--- What is asked ---
Extract every record, exactly as written, and ignore the pictures.

--- Given information ---
# # # # # # #
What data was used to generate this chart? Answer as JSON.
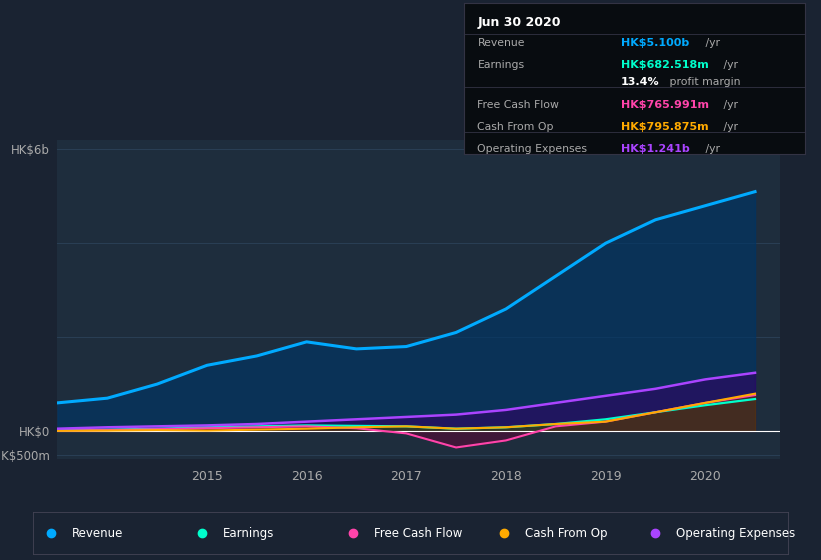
{
  "bg_color": "#1a2332",
  "plot_bg_color": "#1e2d3d",
  "grid_color": "#2a3f55",
  "years": [
    2013.5,
    2014.0,
    2014.5,
    2015.0,
    2015.5,
    2016.0,
    2016.5,
    2017.0,
    2017.5,
    2018.0,
    2018.5,
    2019.0,
    2019.5,
    2020.0,
    2020.5
  ],
  "revenue": [
    600,
    700,
    1000,
    1400,
    1600,
    1900,
    1750,
    1800,
    2100,
    2600,
    3300,
    4000,
    4500,
    4800,
    5100
  ],
  "earnings": [
    20,
    30,
    50,
    80,
    100,
    120,
    110,
    100,
    50,
    80,
    150,
    250,
    400,
    550,
    682
  ],
  "free_cash_flow": [
    10,
    20,
    40,
    60,
    80,
    100,
    60,
    -50,
    -350,
    -200,
    100,
    200,
    400,
    600,
    766
  ],
  "cash_from_op": [
    5,
    10,
    20,
    10,
    30,
    50,
    80,
    100,
    50,
    80,
    150,
    200,
    400,
    600,
    796
  ],
  "operating_expenses": [
    50,
    80,
    100,
    120,
    150,
    200,
    250,
    300,
    350,
    450,
    600,
    750,
    900,
    1100,
    1241
  ],
  "revenue_color": "#00aaff",
  "earnings_color": "#00ffcc",
  "fcf_color": "#ff44aa",
  "cashop_color": "#ffaa00",
  "opex_color": "#aa44ff",
  "revenue_fill": "#003566",
  "earnings_fill": "#004433",
  "fcf_fill": "#660033",
  "cashop_fill": "#554400",
  "opex_fill": "#330066",
  "ylim_min": -600,
  "ylim_max": 6200,
  "xlabel_years": [
    2015,
    2016,
    2017,
    2018,
    2019,
    2020
  ],
  "tooltip_title": "Jun 30 2020",
  "tooltip_rows": [
    {
      "label": "Revenue",
      "value": "HK$5.100b",
      "unit": " /yr",
      "color": "#00aaff",
      "sep_before": false
    },
    {
      "label": "Earnings",
      "value": "HK$682.518m",
      "unit": " /yr",
      "color": "#00ffcc",
      "sep_before": false
    },
    {
      "label": "",
      "value": "13.4%",
      "unit": " profit margin",
      "color": "#ffffff",
      "sep_before": false
    },
    {
      "label": "Free Cash Flow",
      "value": "HK$765.991m",
      "unit": " /yr",
      "color": "#ff44aa",
      "sep_before": true
    },
    {
      "label": "Cash From Op",
      "value": "HK$795.875m",
      "unit": " /yr",
      "color": "#ffaa00",
      "sep_before": false
    },
    {
      "label": "Operating Expenses",
      "value": "HK$1.241b",
      "unit": " /yr",
      "color": "#aa44ff",
      "sep_before": false
    }
  ],
  "legend_items": [
    {
      "label": "Revenue",
      "color": "#00aaff"
    },
    {
      "label": "Earnings",
      "color": "#00ffcc"
    },
    {
      "label": "Free Cash Flow",
      "color": "#ff44aa"
    },
    {
      "label": "Cash From Op",
      "color": "#ffaa00"
    },
    {
      "label": "Operating Expenses",
      "color": "#aa44ff"
    }
  ]
}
# # # # # # #
--- Response to this task ---
What data was used to generate this chart? Answer as JSON.
{
  "bg_color": "#1a2332",
  "plot_bg_color": "#1e2d3d",
  "grid_color": "#2a3f55",
  "years": [
    2013.5,
    2014.0,
    2014.5,
    2015.0,
    2015.5,
    2016.0,
    2016.5,
    2017.0,
    2017.5,
    2018.0,
    2018.5,
    2019.0,
    2019.5,
    2020.0,
    2020.5
  ],
  "revenue": [
    600,
    700,
    1000,
    1400,
    1600,
    1900,
    1750,
    1800,
    2100,
    2600,
    3300,
    4000,
    4500,
    4800,
    5100
  ],
  "earnings": [
    20,
    30,
    50,
    80,
    100,
    120,
    110,
    100,
    50,
    80,
    150,
    250,
    400,
    550,
    682
  ],
  "free_cash_flow": [
    10,
    20,
    40,
    60,
    80,
    100,
    60,
    -50,
    -350,
    -200,
    100,
    200,
    400,
    600,
    766
  ],
  "cash_from_op": [
    5,
    10,
    20,
    10,
    30,
    50,
    80,
    100,
    50,
    80,
    150,
    200,
    400,
    600,
    796
  ],
  "operating_expenses": [
    50,
    80,
    100,
    120,
    150,
    200,
    250,
    300,
    350,
    450,
    600,
    750,
    900,
    1100,
    1241
  ],
  "revenue_color": "#00aaff",
  "earnings_color": "#00ffcc",
  "fcf_color": "#ff44aa",
  "cashop_color": "#ffaa00",
  "opex_color": "#aa44ff",
  "revenue_fill": "#003566",
  "earnings_fill": "#004433",
  "fcf_fill": "#660033",
  "cashop_fill": "#554400",
  "opex_fill": "#330066",
  "ylim_min": -600,
  "ylim_max": 6200,
  "xlabel_years": [
    2015,
    2016,
    2017,
    2018,
    2019,
    2020
  ],
  "tooltip_title": "Jun 30 2020",
  "tooltip_rows": [
    {
      "label": "Revenue",
      "value": "HK$5.100b",
      "unit": " /yr",
      "color": "#00aaff",
      "sep_before": false
    },
    {
      "label": "Earnings",
      "value": "HK$682.518m",
      "unit": " /yr",
      "color": "#00ffcc",
      "sep_before": false
    },
    {
      "label": "",
      "value": "13.4%",
      "unit": " profit margin",
      "color": "#ffffff",
      "sep_before": false
    },
    {
      "label": "Free Cash Flow",
      "value": "HK$765.991m",
      "unit": " /yr",
      "color": "#ff44aa",
      "sep_before": true
    },
    {
      "label": "Cash From Op",
      "value": "HK$795.875m",
      "unit": " /yr",
      "color": "#ffaa00",
      "sep_before": false
    },
    {
      "label": "Operating Expenses",
      "value": "HK$1.241b",
      "unit": " /yr",
      "color": "#aa44ff",
      "sep_before": false
    }
  ],
  "legend_items": [
    {
      "label": "Revenue",
      "color": "#00aaff"
    },
    {
      "label": "Earnings",
      "color": "#00ffcc"
    },
    {
      "label": "Free Cash Flow",
      "color": "#ff44aa"
    },
    {
      "label": "Cash From Op",
      "color": "#ffaa00"
    },
    {
      "label": "Operating Expenses",
      "color": "#aa44ff"
    }
  ]
}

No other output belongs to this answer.